— THE TASK —
Quote every line as written. Omit pictures.

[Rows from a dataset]
START

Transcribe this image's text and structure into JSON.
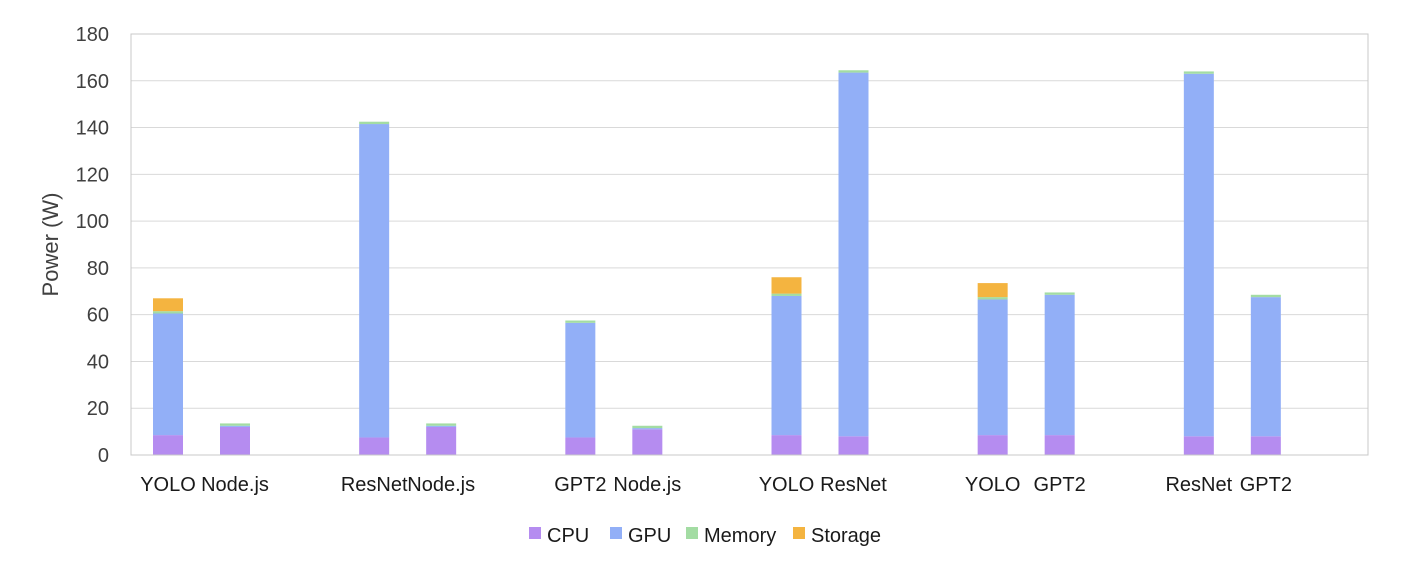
{
  "chart_data": {
    "type": "bar",
    "stacked": true,
    "title": "",
    "xlabel": "",
    "ylabel": "Power (W)",
    "ylim": [
      0,
      180
    ],
    "y_ticks": [
      0,
      20,
      40,
      60,
      80,
      100,
      120,
      140,
      160,
      180
    ],
    "grid": true,
    "legend_position": "bottom",
    "groups": [
      {
        "categories": [
          "YOLO",
          "Node.js"
        ]
      },
      {
        "categories": [
          "ResNet",
          "Node.js"
        ]
      },
      {
        "categories": [
          "GPT2",
          "Node.js"
        ]
      },
      {
        "categories": [
          "YOLO",
          "ResNet"
        ]
      },
      {
        "categories": [
          "YOLO",
          "GPT2"
        ]
      },
      {
        "categories": [
          "ResNet",
          "GPT2"
        ]
      }
    ],
    "categories": [
      "YOLO",
      "Node.js",
      "ResNet",
      "Node.js",
      "GPT2",
      "Node.js",
      "YOLO",
      "ResNet",
      "YOLO",
      "GPT2",
      "ResNet",
      "GPT2"
    ],
    "series": [
      {
        "name": "CPU",
        "color": "#b58cf0",
        "values": [
          8.5,
          12,
          7.5,
          12,
          7.5,
          11,
          8.5,
          8,
          8.5,
          8.5,
          8,
          8
        ]
      },
      {
        "name": "GPU",
        "color": "#92aff7",
        "values": [
          52,
          0.5,
          134,
          0.5,
          49,
          0.5,
          59.5,
          155.5,
          58,
          60,
          155,
          59.5
        ]
      },
      {
        "name": "Memory",
        "color": "#a3dca3",
        "values": [
          1,
          1,
          1,
          1,
          1,
          1,
          1,
          1,
          1,
          1,
          1,
          1
        ]
      },
      {
        "name": "Storage",
        "color": "#f4b440",
        "values": [
          5.5,
          0,
          0,
          0,
          0,
          0,
          7,
          0,
          6,
          0,
          0,
          0
        ]
      }
    ]
  }
}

END

— TASK ANSWER —
Transcribe this image's text and structure into JSON.
{
  "chart_data": {
    "type": "bar",
    "stacked": true,
    "title": "",
    "xlabel": "",
    "ylabel": "Power (W)",
    "ylim": [
      0,
      180
    ],
    "y_ticks": [
      0,
      20,
      40,
      60,
      80,
      100,
      120,
      140,
      160,
      180
    ],
    "grid": true,
    "legend_position": "bottom",
    "groups": [
      {
        "categories": [
          "YOLO",
          "Node.js"
        ]
      },
      {
        "categories": [
          "ResNet",
          "Node.js"
        ]
      },
      {
        "categories": [
          "GPT2",
          "Node.js"
        ]
      },
      {
        "categories": [
          "YOLO",
          "ResNet"
        ]
      },
      {
        "categories": [
          "YOLO",
          "GPT2"
        ]
      },
      {
        "categories": [
          "ResNet",
          "GPT2"
        ]
      }
    ],
    "categories": [
      "YOLO",
      "Node.js",
      "ResNet",
      "Node.js",
      "GPT2",
      "Node.js",
      "YOLO",
      "ResNet",
      "YOLO",
      "GPT2",
      "ResNet",
      "GPT2"
    ],
    "series": [
      {
        "name": "CPU",
        "color": "#b58cf0",
        "values": [
          8.5,
          12,
          7.5,
          12,
          7.5,
          11,
          8.5,
          8,
          8.5,
          8.5,
          8,
          8
        ]
      },
      {
        "name": "GPU",
        "color": "#92aff7",
        "values": [
          52,
          0.5,
          134,
          0.5,
          49,
          0.5,
          59.5,
          155.5,
          58,
          60,
          155,
          59.5
        ]
      },
      {
        "name": "Memory",
        "color": "#a3dca3",
        "values": [
          1,
          1,
          1,
          1,
          1,
          1,
          1,
          1,
          1,
          1,
          1,
          1
        ]
      },
      {
        "name": "Storage",
        "color": "#f4b440",
        "values": [
          5.5,
          0,
          0,
          0,
          0,
          0,
          7,
          0,
          6,
          0,
          0,
          0
        ]
      }
    ]
  }
}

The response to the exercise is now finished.